_WHAT YOU SHOULD DO_
Repeat every entry word for word, but leave the images out of your copy.

A run of records:
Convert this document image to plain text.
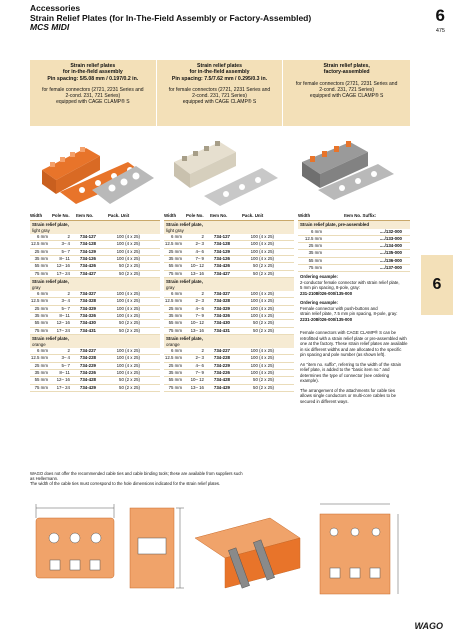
Accessories
Strain Relief Plates (for In-The-Field Assembly or Factory-Assembled)
MCS MIDI
6
475
6
Strain relief plates
for in-the-field assembly
Pin spacing: 5/5.08 mm / 0.197/0.2 in.
for female connectors (2721, 2231 Series and
2-cond. 231, 721 Series)
equipped with CAGE CLAMP® S
Strain relief plates
for in-the-field assembly
Pin spacing: 7.5/7.62 mm / 0.295/0.3 in.
for female connectors (2721, 2231 Series and
2-cond. 231, 721 Series)
equipped with CAGE CLAMP® S
Strain relief plates,
factory-assembled

for female connectors (2721, 2231 Series and
2-cond. 231, 721 Series)
equipped with CAGE CLAMP® S
Width	Pole No.	Item No.	Pack. Unit
Strain relief plate,
light gray
6 mm	2	734-127	100 (4 x 25)
12.5 mm	3– 4	734-128	100 (4 x 25)
25 mm	5– 7	734-129	100 (4 x 25)
35 mm	8– 11	734-126	100 (4 x 25)
55 mm	12– 16	734-426	50 (2 x 25)
75 mm	17– 24	734-427	50 (2 x 25)
Strain relief plate,
gray
6 mm	2	734-327	100 (4 x 25)
12.5 mm	3– 4	734-328	100 (4 x 25)
25 mm	5– 7	734-329	100 (4 x 25)
35 mm	8– 11	734-326	100 (4 x 25)
55 mm	12– 16	734-430	50 (2 x 25)
75 mm	17– 24	734-431	50 (2 x 25)
Strain relief plate,
orange
6 mm	2	734-227	100 (4 x 25)
12.5 mm	3– 4	734-228	100 (4 x 25)
25 mm	5– 7	734-229	100 (4 x 25)
35 mm	8– 11	734-226	100 (4 x 25)
55 mm	12– 16	734-428	50 (2 x 25)
75 mm	17– 24	734-429	50 (2 x 25)
Width	Pole No.	Item No.	Pack. Unit
Strain relief plate,
light gray
6 mm	2	734-127	100 (4 x 25)
12.5 mm	2– 3	734-128	100 (4 x 25)
25 mm	4– 6	734-129	100 (4 x 25)
35 mm	7– 9	734-126	100 (4 x 25)
55 mm	10– 12	734-426	50 (2 x 25)
75 mm	13– 16	734-427	50 (2 x 25)
Strain relief plate,
gray
6 mm	2	734-327	100 (4 x 25)
12.5 mm	2– 3	734-328	100 (4 x 25)
25 mm	4– 6	734-329	100 (4 x 25)
35 mm	7– 9	734-326	100 (4 x 25)
55 mm	10– 12	734-430	50 (2 x 25)
75 mm	13– 16	734-431	50 (2 x 25)
Strain relief plate,
orange
6 mm	2	734-227	100 (4 x 25)
12.5 mm	2– 3	734-228	100 (4 x 25)
25 mm	4– 6	734-229	100 (4 x 25)
35 mm	7– 9	734-226	100 (4 x 25)
55 mm	10– 12	734-428	50 (2 x 25)
75 mm	13– 16	734-429	50 (2 x 25)
Width	Item No. Suffix:
Strain relief plate, pre-assembled
6 mm	..../132-000
12.5 mm	..../133-000
25 mm	..../134-000
35 mm	..../135-000
55 mm	..../136-000
75 mm	..../137-000

Ordering example:
2-conductor female connector with strain relief plate,
5 mm pin spacing, 8-pole, gray:
231-2108/026-000/135-000

Ordering example:
Female connector with push-buttons and
strain relief plate, 7.5 mm pin spacing, 8-pole, gray:
2231-208/026-000/135-000

Female connectors with CAGE CLAMP® S can be retrofitted with a strain relief plate or pre-assembled with one at the factory. These strain relief plates are available in six different widths and are allocated to the specific pin spacing and pole number (as shown left).

An "item no. suffix", referring to the width of the strain relief plate, is added to the "basic item no." and determines the type of connector (see ordering example).

The arrangement of the attachments for cable ties allows single conductors or multi-core cables to be secured in different ways.

WAGO does not offer the recommended cable ties and cable binding tools; these are available from suppliers such
as Hellermann.
The width of the cable ties must correspond to the hole dimensions indicated for the strain relief plates.
WAGO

_EXERCISE SOLUTION_
Convert this document image to plain text.
Accessories
Strain Relief Plates (for In-The-Field Assembly or Factory-Assembled)
MCS MIDI
6
475
6
Strain relief plates
for in-the-field assembly
Pin spacing: 5/5.08 mm / 0.197/0.2 in.
for female connectors (2721, 2231 Series and
2-cond. 231, 721 Series)
equipped with CAGE CLAMP® S
Strain relief plates
for in-the-field assembly
Pin spacing: 7.5/7.62 mm / 0.295/0.3 in.
for female connectors (2721, 2231 Series and
2-cond. 231, 721 Series)
equipped with CAGE CLAMP® S
Strain relief plates,
factory-assembled

for female connectors (2721, 2231 Series and
2-cond. 231, 721 Series)
equipped with CAGE CLAMP® S
Width	Pole No.	Item No.	Pack. Unit
Strain relief plate,
light gray
6 mm	2	734-127	100 (4 x 25)
12.5 mm	3– 4	734-128	100 (4 x 25)
25 mm	5– 7	734-129	100 (4 x 25)
35 mm	8– 11	734-126	100 (4 x 25)
55 mm	12– 16	734-426	50 (2 x 25)
75 mm	17– 24	734-427	50 (2 x 25)
Strain relief plate,
gray
6 mm	2	734-327	100 (4 x 25)
12.5 mm	3– 4	734-328	100 (4 x 25)
25 mm	5– 7	734-329	100 (4 x 25)
35 mm	8– 11	734-326	100 (4 x 25)
55 mm	12– 16	734-430	50 (2 x 25)
75 mm	17– 24	734-431	50 (2 x 25)
Strain relief plate,
orange
6 mm	2	734-227	100 (4 x 25)
12.5 mm	3– 4	734-228	100 (4 x 25)
25 mm	5– 7	734-229	100 (4 x 25)
35 mm	8– 11	734-226	100 (4 x 25)
55 mm	12– 16	734-428	50 (2 x 25)
75 mm	17– 24	734-429	50 (2 x 25)
Width	Pole No.	Item No.	Pack. Unit
Strain relief plate,
light gray
6 mm	2	734-127	100 (4 x 25)
12.5 mm	2– 3	734-128	100 (4 x 25)
25 mm	4– 6	734-129	100 (4 x 25)
35 mm	7– 9	734-126	100 (4 x 25)
55 mm	10– 12	734-426	50 (2 x 25)
75 mm	13– 16	734-427	50 (2 x 25)
Strain relief plate,
gray
6 mm	2	734-327	100 (4 x 25)
12.5 mm	2– 3	734-328	100 (4 x 25)
25 mm	4– 6	734-329	100 (4 x 25)
35 mm	7– 9	734-326	100 (4 x 25)
55 mm	10– 12	734-430	50 (2 x 25)
75 mm	13– 16	734-431	50 (2 x 25)
Strain relief plate,
orange
6 mm	2	734-227	100 (4 x 25)
12.5 mm	2– 3	734-228	100 (4 x 25)
25 mm	4– 6	734-229	100 (4 x 25)
35 mm	7– 9	734-226	100 (4 x 25)
55 mm	10– 12	734-428	50 (2 x 25)
75 mm	13– 16	734-429	50 (2 x 25)
Width	Item No. Suffix:
Strain relief plate, pre-assembled
6 mm	..../132-000
12.5 mm	..../133-000
25 mm	..../134-000
35 mm	..../135-000
55 mm	..../136-000
75 mm	..../137-000

Ordering example:
2-conductor female connector with strain relief plate,
5 mm pin spacing, 8-pole, gray:
231-2108/026-000/135-000

Ordering example:
Female connector with push-buttons and
strain relief plate, 7.5 mm pin spacing, 8-pole, gray:
2231-208/026-000/135-000

Female connectors with CAGE CLAMP® S can be retrofitted with a strain relief plate or pre-assembled with one at the factory. These strain relief plates are available in six different widths and are allocated to the specific pin spacing and pole number (as shown left).

An "item no. suffix", referring to the width of the strain relief plate, is added to the "basic item no." and determines the type of connector (see ordering example).

The arrangement of the attachments for cable ties allows single conductors or multi-core cables to be secured in different ways.

WAGO does not offer the recommended cable ties and cable binding tools; these are available from suppliers such
as Hellermann.
The width of the cable ties must correspond to the hole dimensions indicated for the strain relief plates.
WAGO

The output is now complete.